[Data entries]

==============================

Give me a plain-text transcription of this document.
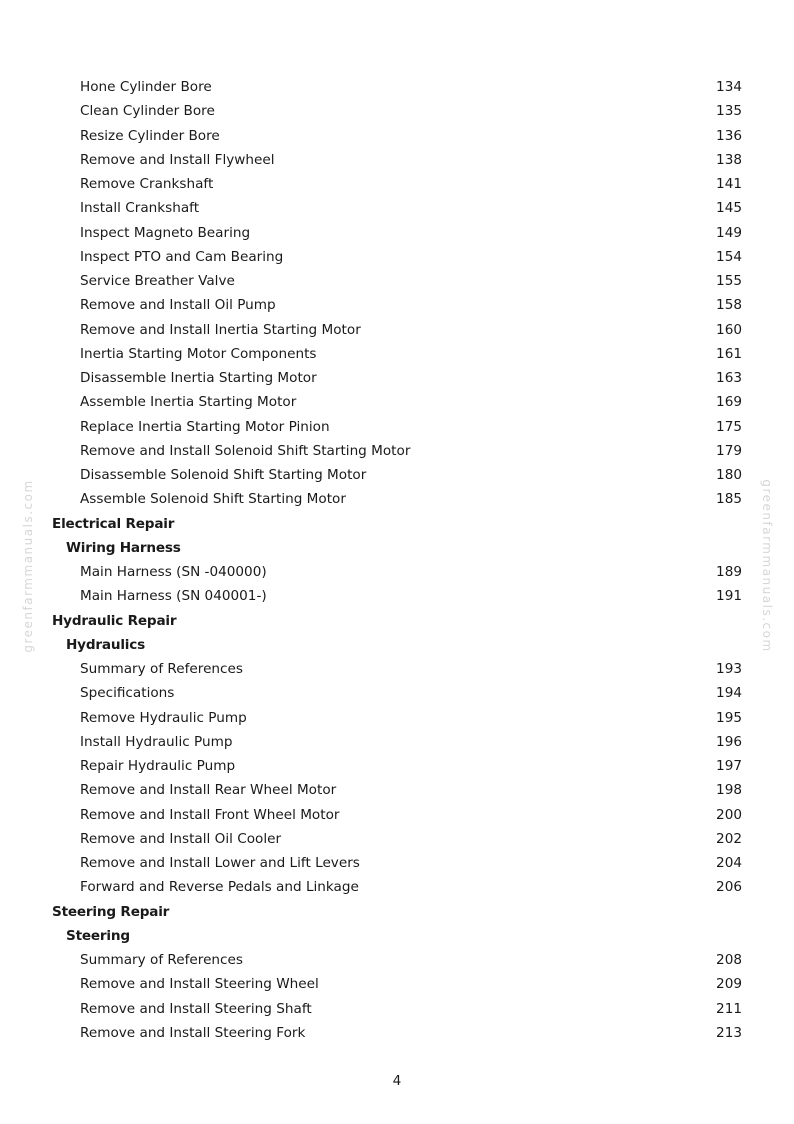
greenfarmmanuals.com	greenfarmmanuals.com
Hone Cylinder Bore	134
Clean Cylinder Bore	135
Resize Cylinder Bore	136
Remove and Install Flywheel	138
Remove Crankshaft	141
Install Crankshaft	145
Inspect Magneto Bearing	149
Inspect PTO and Cam Bearing	154
Service Breather Valve	155
Remove and Install Oil Pump	158
Remove and Install Inertia Starting Motor	160
Inertia Starting Motor Components	161
Disassemble Inertia Starting Motor	163
Assemble Inertia Starting Motor	169
Replace Inertia Starting Motor Pinion	175
Remove and Install Solenoid Shift Starting Motor	179
Disassemble Solenoid Shift Starting Motor	180
Assemble Solenoid Shift Starting Motor	185
Electrical Repair
Wiring Harness
Main Harness (SN -040000)	189
Main Harness (SN 040001-)	191
Hydraulic Repair
Hydraulics
Summary of References	193
Specifications	194
Remove Hydraulic Pump	195
Install Hydraulic Pump	196
Repair Hydraulic Pump	197
Remove and Install Rear Wheel Motor	198
Remove and Install Front Wheel Motor	200
Remove and Install Oil Cooler	202
Remove and Install Lower and Lift Levers	204
Forward and Reverse Pedals and Linkage	206
Steering Repair
Steering
Summary of References	208
Remove and Install Steering Wheel	209
Remove and Install Steering Shaft	211
Remove and Install Steering Fork	213
4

==============================

Short task
Leave out the pictures and copy every record above exactly.

Completed exercise
Give me a plain-text transcription of this document.
greenfarmmanuals.com	greenfarmmanuals.com
Hone Cylinder Bore	134
Clean Cylinder Bore	135
Resize Cylinder Bore	136
Remove and Install Flywheel	138
Remove Crankshaft	141
Install Crankshaft	145
Inspect Magneto Bearing	149
Inspect PTO and Cam Bearing	154
Service Breather Valve	155
Remove and Install Oil Pump	158
Remove and Install Inertia Starting Motor	160
Inertia Starting Motor Components	161
Disassemble Inertia Starting Motor	163
Assemble Inertia Starting Motor	169
Replace Inertia Starting Motor Pinion	175
Remove and Install Solenoid Shift Starting Motor	179
Disassemble Solenoid Shift Starting Motor	180
Assemble Solenoid Shift Starting Motor	185
Electrical Repair
Wiring Harness
Main Harness (SN -040000)	189
Main Harness (SN 040001-)	191
Hydraulic Repair
Hydraulics
Summary of References	193
Specifications	194
Remove Hydraulic Pump	195
Install Hydraulic Pump	196
Repair Hydraulic Pump	197
Remove and Install Rear Wheel Motor	198
Remove and Install Front Wheel Motor	200
Remove and Install Oil Cooler	202
Remove and Install Lower and Lift Levers	204
Forward and Reverse Pedals and Linkage	206
Steering Repair
Steering
Summary of References	208
Remove and Install Steering Wheel	209
Remove and Install Steering Shaft	211
Remove and Install Steering Fork	213
4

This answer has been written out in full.